» Figure record listings:
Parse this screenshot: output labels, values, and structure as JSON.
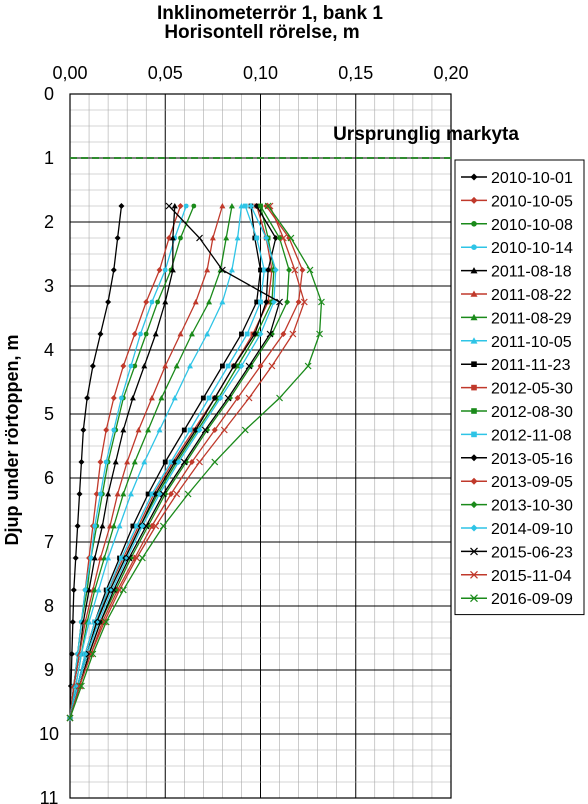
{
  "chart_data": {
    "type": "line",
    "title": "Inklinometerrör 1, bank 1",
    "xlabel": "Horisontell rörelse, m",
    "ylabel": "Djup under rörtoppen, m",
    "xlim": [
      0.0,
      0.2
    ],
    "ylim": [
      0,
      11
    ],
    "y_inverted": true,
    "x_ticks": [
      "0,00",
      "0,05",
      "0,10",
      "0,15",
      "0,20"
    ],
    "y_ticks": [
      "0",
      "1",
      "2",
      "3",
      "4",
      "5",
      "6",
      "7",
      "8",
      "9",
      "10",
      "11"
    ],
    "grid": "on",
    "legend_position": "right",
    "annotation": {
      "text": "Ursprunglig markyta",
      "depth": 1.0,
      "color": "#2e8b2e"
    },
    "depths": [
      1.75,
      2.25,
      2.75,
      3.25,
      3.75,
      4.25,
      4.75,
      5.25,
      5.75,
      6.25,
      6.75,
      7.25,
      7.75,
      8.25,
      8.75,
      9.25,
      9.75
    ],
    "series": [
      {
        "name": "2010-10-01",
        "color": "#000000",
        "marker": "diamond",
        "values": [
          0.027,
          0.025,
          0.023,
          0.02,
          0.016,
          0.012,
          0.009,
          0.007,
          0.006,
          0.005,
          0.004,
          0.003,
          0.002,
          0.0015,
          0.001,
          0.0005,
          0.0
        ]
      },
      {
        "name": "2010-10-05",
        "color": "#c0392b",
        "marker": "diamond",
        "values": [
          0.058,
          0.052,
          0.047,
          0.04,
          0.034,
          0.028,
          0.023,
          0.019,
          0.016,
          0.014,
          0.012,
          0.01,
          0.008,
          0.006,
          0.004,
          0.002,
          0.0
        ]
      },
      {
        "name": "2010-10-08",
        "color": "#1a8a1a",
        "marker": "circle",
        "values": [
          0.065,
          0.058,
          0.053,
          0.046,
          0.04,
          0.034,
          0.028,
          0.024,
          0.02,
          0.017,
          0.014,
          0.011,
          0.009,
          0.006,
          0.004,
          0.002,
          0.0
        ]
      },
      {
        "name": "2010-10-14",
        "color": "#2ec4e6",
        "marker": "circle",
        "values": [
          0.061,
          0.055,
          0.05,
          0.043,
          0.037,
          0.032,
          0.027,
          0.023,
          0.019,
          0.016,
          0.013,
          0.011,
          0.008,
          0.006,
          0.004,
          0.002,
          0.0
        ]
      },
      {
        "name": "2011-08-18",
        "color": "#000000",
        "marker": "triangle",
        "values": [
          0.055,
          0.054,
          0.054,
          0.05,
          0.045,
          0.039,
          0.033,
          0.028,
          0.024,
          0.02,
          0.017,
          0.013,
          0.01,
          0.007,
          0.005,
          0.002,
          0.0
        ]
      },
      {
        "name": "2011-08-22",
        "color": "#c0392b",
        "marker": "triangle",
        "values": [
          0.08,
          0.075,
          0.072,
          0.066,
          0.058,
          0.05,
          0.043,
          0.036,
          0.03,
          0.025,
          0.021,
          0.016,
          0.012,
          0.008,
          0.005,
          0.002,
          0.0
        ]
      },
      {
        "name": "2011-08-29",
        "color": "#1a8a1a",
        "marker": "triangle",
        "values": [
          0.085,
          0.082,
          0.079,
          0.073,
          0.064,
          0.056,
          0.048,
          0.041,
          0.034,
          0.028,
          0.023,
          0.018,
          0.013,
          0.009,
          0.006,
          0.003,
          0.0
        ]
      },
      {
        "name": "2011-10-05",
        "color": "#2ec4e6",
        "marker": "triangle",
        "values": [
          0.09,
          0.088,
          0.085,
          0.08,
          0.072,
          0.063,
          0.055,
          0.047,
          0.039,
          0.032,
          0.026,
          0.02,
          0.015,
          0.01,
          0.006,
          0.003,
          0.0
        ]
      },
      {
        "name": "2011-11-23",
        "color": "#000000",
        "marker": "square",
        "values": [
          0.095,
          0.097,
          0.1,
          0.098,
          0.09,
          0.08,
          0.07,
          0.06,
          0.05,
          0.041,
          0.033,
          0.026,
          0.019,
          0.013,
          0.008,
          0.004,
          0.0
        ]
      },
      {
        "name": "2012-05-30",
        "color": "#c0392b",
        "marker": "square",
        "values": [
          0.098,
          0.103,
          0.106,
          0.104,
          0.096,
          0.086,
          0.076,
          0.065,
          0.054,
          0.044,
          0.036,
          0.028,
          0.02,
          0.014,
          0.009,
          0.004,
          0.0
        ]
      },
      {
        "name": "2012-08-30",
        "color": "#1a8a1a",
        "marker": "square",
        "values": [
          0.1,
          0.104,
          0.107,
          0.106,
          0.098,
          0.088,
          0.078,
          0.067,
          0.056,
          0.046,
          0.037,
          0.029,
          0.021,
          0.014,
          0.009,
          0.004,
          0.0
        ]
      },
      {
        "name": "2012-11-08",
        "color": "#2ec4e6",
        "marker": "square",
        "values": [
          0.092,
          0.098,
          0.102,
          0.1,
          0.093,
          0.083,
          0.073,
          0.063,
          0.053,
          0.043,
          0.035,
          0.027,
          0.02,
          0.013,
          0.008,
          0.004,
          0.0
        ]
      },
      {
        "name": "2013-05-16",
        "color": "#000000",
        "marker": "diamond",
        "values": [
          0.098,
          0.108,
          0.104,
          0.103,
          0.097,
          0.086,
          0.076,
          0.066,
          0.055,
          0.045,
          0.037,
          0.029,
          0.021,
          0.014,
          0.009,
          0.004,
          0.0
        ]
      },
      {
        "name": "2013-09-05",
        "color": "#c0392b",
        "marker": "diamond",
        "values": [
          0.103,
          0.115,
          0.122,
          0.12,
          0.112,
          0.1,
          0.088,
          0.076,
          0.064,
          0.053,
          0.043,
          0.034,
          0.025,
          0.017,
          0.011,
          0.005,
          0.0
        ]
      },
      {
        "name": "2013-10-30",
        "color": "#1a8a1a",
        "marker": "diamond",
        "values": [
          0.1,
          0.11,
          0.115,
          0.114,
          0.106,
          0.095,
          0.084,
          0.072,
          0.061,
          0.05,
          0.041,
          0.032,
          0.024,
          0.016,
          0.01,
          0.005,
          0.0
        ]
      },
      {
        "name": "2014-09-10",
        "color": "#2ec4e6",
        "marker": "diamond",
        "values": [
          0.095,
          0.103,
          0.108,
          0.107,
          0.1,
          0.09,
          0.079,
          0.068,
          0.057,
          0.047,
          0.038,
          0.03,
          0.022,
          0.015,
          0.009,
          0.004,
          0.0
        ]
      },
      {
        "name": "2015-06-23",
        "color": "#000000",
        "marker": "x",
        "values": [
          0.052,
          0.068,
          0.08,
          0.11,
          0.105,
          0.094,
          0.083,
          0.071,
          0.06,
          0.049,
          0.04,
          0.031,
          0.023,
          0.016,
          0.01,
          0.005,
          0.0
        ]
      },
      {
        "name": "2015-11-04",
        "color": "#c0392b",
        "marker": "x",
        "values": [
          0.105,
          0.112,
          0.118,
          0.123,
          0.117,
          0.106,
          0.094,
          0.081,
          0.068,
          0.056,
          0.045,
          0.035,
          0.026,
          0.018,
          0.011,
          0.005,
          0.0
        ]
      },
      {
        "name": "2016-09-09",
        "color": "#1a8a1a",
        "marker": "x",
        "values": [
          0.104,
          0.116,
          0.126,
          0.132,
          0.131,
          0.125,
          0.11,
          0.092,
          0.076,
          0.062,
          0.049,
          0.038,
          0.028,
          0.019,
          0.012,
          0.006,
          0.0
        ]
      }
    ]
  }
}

» Required work: Skip the pictures and print each record exactly as it stands.

» Problem solution:
Parse this screenshot: output labels, values, and structure as JSON.
{
  "chart_data": {
    "type": "line",
    "title": "Inklinometerrör 1, bank 1",
    "xlabel": "Horisontell rörelse, m",
    "ylabel": "Djup under rörtoppen, m",
    "xlim": [
      0.0,
      0.2
    ],
    "ylim": [
      0,
      11
    ],
    "y_inverted": true,
    "x_ticks": [
      "0,00",
      "0,05",
      "0,10",
      "0,15",
      "0,20"
    ],
    "y_ticks": [
      "0",
      "1",
      "2",
      "3",
      "4",
      "5",
      "6",
      "7",
      "8",
      "9",
      "10",
      "11"
    ],
    "grid": "on",
    "legend_position": "right",
    "annotation": {
      "text": "Ursprunglig markyta",
      "depth": 1.0,
      "color": "#2e8b2e"
    },
    "depths": [
      1.75,
      2.25,
      2.75,
      3.25,
      3.75,
      4.25,
      4.75,
      5.25,
      5.75,
      6.25,
      6.75,
      7.25,
      7.75,
      8.25,
      8.75,
      9.25,
      9.75
    ],
    "series": [
      {
        "name": "2010-10-01",
        "color": "#000000",
        "marker": "diamond",
        "values": [
          0.027,
          0.025,
          0.023,
          0.02,
          0.016,
          0.012,
          0.009,
          0.007,
          0.006,
          0.005,
          0.004,
          0.003,
          0.002,
          0.0015,
          0.001,
          0.0005,
          0.0
        ]
      },
      {
        "name": "2010-10-05",
        "color": "#c0392b",
        "marker": "diamond",
        "values": [
          0.058,
          0.052,
          0.047,
          0.04,
          0.034,
          0.028,
          0.023,
          0.019,
          0.016,
          0.014,
          0.012,
          0.01,
          0.008,
          0.006,
          0.004,
          0.002,
          0.0
        ]
      },
      {
        "name": "2010-10-08",
        "color": "#1a8a1a",
        "marker": "circle",
        "values": [
          0.065,
          0.058,
          0.053,
          0.046,
          0.04,
          0.034,
          0.028,
          0.024,
          0.02,
          0.017,
          0.014,
          0.011,
          0.009,
          0.006,
          0.004,
          0.002,
          0.0
        ]
      },
      {
        "name": "2010-10-14",
        "color": "#2ec4e6",
        "marker": "circle",
        "values": [
          0.061,
          0.055,
          0.05,
          0.043,
          0.037,
          0.032,
          0.027,
          0.023,
          0.019,
          0.016,
          0.013,
          0.011,
          0.008,
          0.006,
          0.004,
          0.002,
          0.0
        ]
      },
      {
        "name": "2011-08-18",
        "color": "#000000",
        "marker": "triangle",
        "values": [
          0.055,
          0.054,
          0.054,
          0.05,
          0.045,
          0.039,
          0.033,
          0.028,
          0.024,
          0.02,
          0.017,
          0.013,
          0.01,
          0.007,
          0.005,
          0.002,
          0.0
        ]
      },
      {
        "name": "2011-08-22",
        "color": "#c0392b",
        "marker": "triangle",
        "values": [
          0.08,
          0.075,
          0.072,
          0.066,
          0.058,
          0.05,
          0.043,
          0.036,
          0.03,
          0.025,
          0.021,
          0.016,
          0.012,
          0.008,
          0.005,
          0.002,
          0.0
        ]
      },
      {
        "name": "2011-08-29",
        "color": "#1a8a1a",
        "marker": "triangle",
        "values": [
          0.085,
          0.082,
          0.079,
          0.073,
          0.064,
          0.056,
          0.048,
          0.041,
          0.034,
          0.028,
          0.023,
          0.018,
          0.013,
          0.009,
          0.006,
          0.003,
          0.0
        ]
      },
      {
        "name": "2011-10-05",
        "color": "#2ec4e6",
        "marker": "triangle",
        "values": [
          0.09,
          0.088,
          0.085,
          0.08,
          0.072,
          0.063,
          0.055,
          0.047,
          0.039,
          0.032,
          0.026,
          0.02,
          0.015,
          0.01,
          0.006,
          0.003,
          0.0
        ]
      },
      {
        "name": "2011-11-23",
        "color": "#000000",
        "marker": "square",
        "values": [
          0.095,
          0.097,
          0.1,
          0.098,
          0.09,
          0.08,
          0.07,
          0.06,
          0.05,
          0.041,
          0.033,
          0.026,
          0.019,
          0.013,
          0.008,
          0.004,
          0.0
        ]
      },
      {
        "name": "2012-05-30",
        "color": "#c0392b",
        "marker": "square",
        "values": [
          0.098,
          0.103,
          0.106,
          0.104,
          0.096,
          0.086,
          0.076,
          0.065,
          0.054,
          0.044,
          0.036,
          0.028,
          0.02,
          0.014,
          0.009,
          0.004,
          0.0
        ]
      },
      {
        "name": "2012-08-30",
        "color": "#1a8a1a",
        "marker": "square",
        "values": [
          0.1,
          0.104,
          0.107,
          0.106,
          0.098,
          0.088,
          0.078,
          0.067,
          0.056,
          0.046,
          0.037,
          0.029,
          0.021,
          0.014,
          0.009,
          0.004,
          0.0
        ]
      },
      {
        "name": "2012-11-08",
        "color": "#2ec4e6",
        "marker": "square",
        "values": [
          0.092,
          0.098,
          0.102,
          0.1,
          0.093,
          0.083,
          0.073,
          0.063,
          0.053,
          0.043,
          0.035,
          0.027,
          0.02,
          0.013,
          0.008,
          0.004,
          0.0
        ]
      },
      {
        "name": "2013-05-16",
        "color": "#000000",
        "marker": "diamond",
        "values": [
          0.098,
          0.108,
          0.104,
          0.103,
          0.097,
          0.086,
          0.076,
          0.066,
          0.055,
          0.045,
          0.037,
          0.029,
          0.021,
          0.014,
          0.009,
          0.004,
          0.0
        ]
      },
      {
        "name": "2013-09-05",
        "color": "#c0392b",
        "marker": "diamond",
        "values": [
          0.103,
          0.115,
          0.122,
          0.12,
          0.112,
          0.1,
          0.088,
          0.076,
          0.064,
          0.053,
          0.043,
          0.034,
          0.025,
          0.017,
          0.011,
          0.005,
          0.0
        ]
      },
      {
        "name": "2013-10-30",
        "color": "#1a8a1a",
        "marker": "diamond",
        "values": [
          0.1,
          0.11,
          0.115,
          0.114,
          0.106,
          0.095,
          0.084,
          0.072,
          0.061,
          0.05,
          0.041,
          0.032,
          0.024,
          0.016,
          0.01,
          0.005,
          0.0
        ]
      },
      {
        "name": "2014-09-10",
        "color": "#2ec4e6",
        "marker": "diamond",
        "values": [
          0.095,
          0.103,
          0.108,
          0.107,
          0.1,
          0.09,
          0.079,
          0.068,
          0.057,
          0.047,
          0.038,
          0.03,
          0.022,
          0.015,
          0.009,
          0.004,
          0.0
        ]
      },
      {
        "name": "2015-06-23",
        "color": "#000000",
        "marker": "x",
        "values": [
          0.052,
          0.068,
          0.08,
          0.11,
          0.105,
          0.094,
          0.083,
          0.071,
          0.06,
          0.049,
          0.04,
          0.031,
          0.023,
          0.016,
          0.01,
          0.005,
          0.0
        ]
      },
      {
        "name": "2015-11-04",
        "color": "#c0392b",
        "marker": "x",
        "values": [
          0.105,
          0.112,
          0.118,
          0.123,
          0.117,
          0.106,
          0.094,
          0.081,
          0.068,
          0.056,
          0.045,
          0.035,
          0.026,
          0.018,
          0.011,
          0.005,
          0.0
        ]
      },
      {
        "name": "2016-09-09",
        "color": "#1a8a1a",
        "marker": "x",
        "values": [
          0.104,
          0.116,
          0.126,
          0.132,
          0.131,
          0.125,
          0.11,
          0.092,
          0.076,
          0.062,
          0.049,
          0.038,
          0.028,
          0.019,
          0.012,
          0.006,
          0.0
        ]
      }
    ]
  }
}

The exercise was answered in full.